[Extracted records]
= = =
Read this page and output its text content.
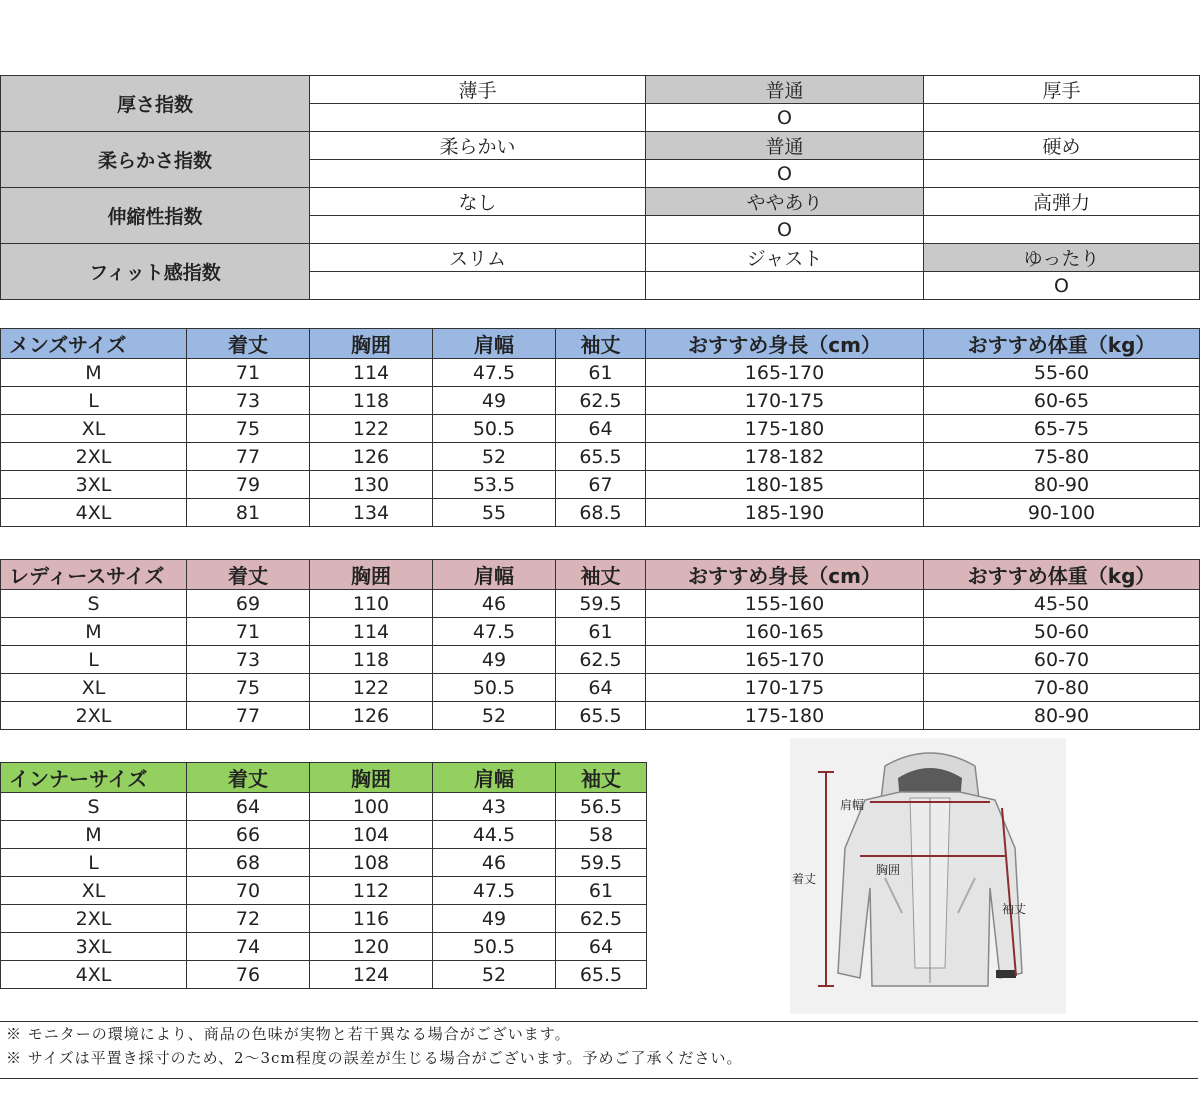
厚さ指数	薄手	普通	厚手
		O	
柔らかさ指数	柔らかい	普通	硬め
		O	
伸縮性指数	なし	ややあり	高弾力
		O	
フィット感指数	スリム	ジャスト	ゆったり
			O
メンズサイズ	着丈	胸囲	肩幅	袖丈	おすすめ身長（cm）	おすすめ体重（kg）
M	71	114	47.5	61	165-170	55-60
L	73	118	49	62.5	170-175	60-65
XL	75	122	50.5	64	175-180	65-75
2XL	77	126	52	65.5	178-182	75-80
3XL	79	130	53.5	67	180-185	80-90
4XL	81	134	55	68.5	185-190	90-100
レディースサイズ	着丈	胸囲	肩幅	袖丈	おすすめ身長（cm）	おすすめ体重（kg）
S	69	110	46	59.5	155-160	45-50
M	71	114	47.5	61	160-165	50-60
L	73	118	49	62.5	165-170	60-70
XL	75	122	50.5	64	170-175	70-80
2XL	77	126	52	65.5	175-180	80-90
インナーサイズ	着丈	胸囲	肩幅	袖丈
S	64	100	43	56.5
M	66	104	44.5	58
L	68	108	46	59.5
XL	70	112	47.5	61
2XL	72	116	49	62.5
3XL	74	120	50.5	64
4XL	76	124	52	65.5
肩幅
胸囲
着丈
袖丈
※ モニターの環境により、商品の色味が実物と若干異なる場合がございます。
※ サイズは平置き採寸のため、2～3cm程度の誤差が生じる場合がございます。予めご了承ください。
= = =
■ **WORK TO COMPLETE**
Across all the entries, count the lines that contain the word "おすすめ体重" and give the number by itself.

■ **RIGHT ANSWER**
2